◆ **Records shown**
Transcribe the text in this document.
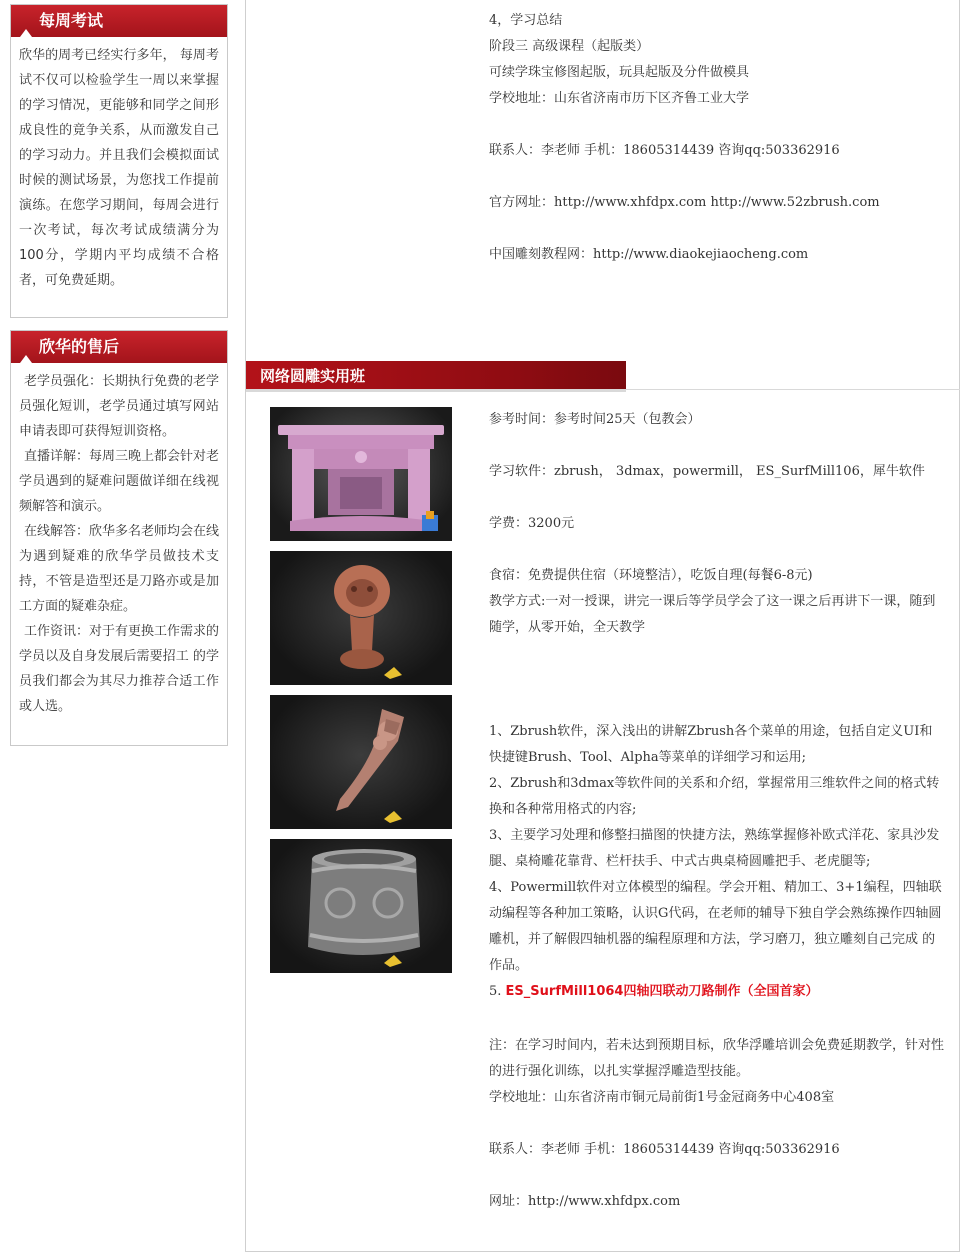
每周考试

欣华的周考已经实行多年， 每周考试不仅可以检验学生一周以来掌握的学习情况，更能够和同学之间形成良性的竟争关系，从而激发自己的学习动力。并且我们会模拟面试时候的测试场景，为您找工作提前演练。在您学习期间，每周会进行一次考试，每次考试成绩满分为100分，学期内平均成绩不合格者，可免费延期。

欣华的售后

老学员强化：长期执行免费的老学员强化短训，老学员通过填写网站申请表即可获得短训资格。

直播详解：每周三晚上都会针对老学员遇到的疑难问题做详细在线视频解答和演示。

在线解答：欣华多名老师均会在线为遇到疑难的欣华学员做技术支持，不管是造型还是刀路亦或是加工方面的疑难杂症。

工作资讯：对于有更换工作需求的学员以及自身发展后需要招工 的学员我们都会为其尽力推荐合适工作或人选。

4，学习总结
阶段三 高级课程（起版类）
可续学珠宝修图起版，玩具起版及分件做模具
学校地址：山东省济南市历下区齐鲁工业大学
联系人：李老师 手机：18605314439 咨询qq:503362916
官方网址：http://www.xhfdpx.com http://www.52zbrush.com
中国雕刻教程网：http://www.diaokejiaocheng.com
网络圆雕实用班
参考时间：参考时间25天（包教会）
学习软件：zbrush， 3dmax，powermill， ES_SurfMill106，犀牛软件
学费：3200元
食宿：免费提供住宿（环境整洁），吃饭自理(每餐6-8元)
教学方式:一对一授课，讲完一课后等学员学会了这一课之后再讲下一课，随到随学，从零开始，全天教学
1、Zbrush软件，深入浅出的讲解Zbrush各个菜单的用途，包括自定义UI和快捷键Brush、Tool、Alpha等菜单的详细学习和运用;
2、Zbrush和3dmax等软件间的关系和介绍，掌握常用三维软件之间的格式转换和各种常用格式的内容;
3、主要学习处理和修整扫描图的快捷方法，熟练掌握修补欧式洋花、家具沙发腿、桌椅雕花靠背、栏杆扶手、中式古典桌椅圆雕把手、老虎腿等;
4、Powermill软件对立体模型的编程。学会开粗、精加工、3+1编程，四轴联动编程等各种加工策略，认识G代码，在老师的辅导下独自学会熟练操作四轴圆雕机，并了解假四轴机器的编程原理和方法，学习磨刀，独立雕刻自己完成 的作品。
5. ES_SurfMill1064四轴四联动刀路制作（全国首家）
注：在学习时间内，若未达到预期目标，欣华浮雕培训会免费延期教学，针对性的进行强化训练，以扎实掌握浮雕造型技能。
学校地址：山东省济南市铜元局前街1号金冠商务中心408室
联系人：李老师 手机：18605314439 咨询qq:503362916
网址：http://www.xhfdpx.com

◆ **What to produce**
Leave the pictures out and output the rest of the listing exactly.

◆ **Exercise solution**
Transcribe the text in this document.
每周考试

欣华的周考已经实行多年， 每周考试不仅可以检验学生一周以来掌握的学习情况，更能够和同学之间形成良性的竟争关系，从而激发自己的学习动力。并且我们会模拟面试时候的测试场景，为您找工作提前演练。在您学习期间，每周会进行一次考试，每次考试成绩满分为100分，学期内平均成绩不合格者，可免费延期。

欣华的售后

老学员强化：长期执行免费的老学员强化短训，老学员通过填写网站申请表即可获得短训资格。

直播详解：每周三晚上都会针对老学员遇到的疑难问题做详细在线视频解答和演示。

在线解答：欣华多名老师均会在线为遇到疑难的欣华学员做技术支持，不管是造型还是刀路亦或是加工方面的疑难杂症。

工作资讯：对于有更换工作需求的学员以及自身发展后需要招工 的学员我们都会为其尽力推荐合适工作或人选。

4，学习总结
阶段三 高级课程（起版类）
可续学珠宝修图起版，玩具起版及分件做模具
学校地址：山东省济南市历下区齐鲁工业大学
联系人：李老师 手机：18605314439 咨询qq:503362916
官方网址：http://www.xhfdpx.com http://www.52zbrush.com
中国雕刻教程网：http://www.diaokejiaocheng.com
网络圆雕实用班
参考时间：参考时间25天（包教会）
学习软件：zbrush， 3dmax，powermill， ES_SurfMill106，犀牛软件
学费：3200元
食宿：免费提供住宿（环境整洁），吃饭自理(每餐6-8元)
教学方式:一对一授课，讲完一课后等学员学会了这一课之后再讲下一课，随到随学，从零开始，全天教学
1、Zbrush软件，深入浅出的讲解Zbrush各个菜单的用途，包括自定义UI和快捷键Brush、Tool、Alpha等菜单的详细学习和运用;
2、Zbrush和3dmax等软件间的关系和介绍，掌握常用三维软件之间的格式转换和各种常用格式的内容;
3、主要学习处理和修整扫描图的快捷方法，熟练掌握修补欧式洋花、家具沙发腿、桌椅雕花靠背、栏杆扶手、中式古典桌椅圆雕把手、老虎腿等;
4、Powermill软件对立体模型的编程。学会开粗、精加工、3+1编程，四轴联动编程等各种加工策略，认识G代码，在老师的辅导下独自学会熟练操作四轴圆雕机，并了解假四轴机器的编程原理和方法，学习磨刀，独立雕刻自己完成 的作品。
5. ES_SurfMill1064四轴四联动刀路制作（全国首家）
注：在学习时间内，若未达到预期目标，欣华浮雕培训会免费延期教学，针对性的进行强化训练，以扎实掌握浮雕造型技能。
学校地址：山东省济南市铜元局前街1号金冠商务中心408室
联系人：李老师 手机：18605314439 咨询qq:503362916
网址：http://www.xhfdpx.com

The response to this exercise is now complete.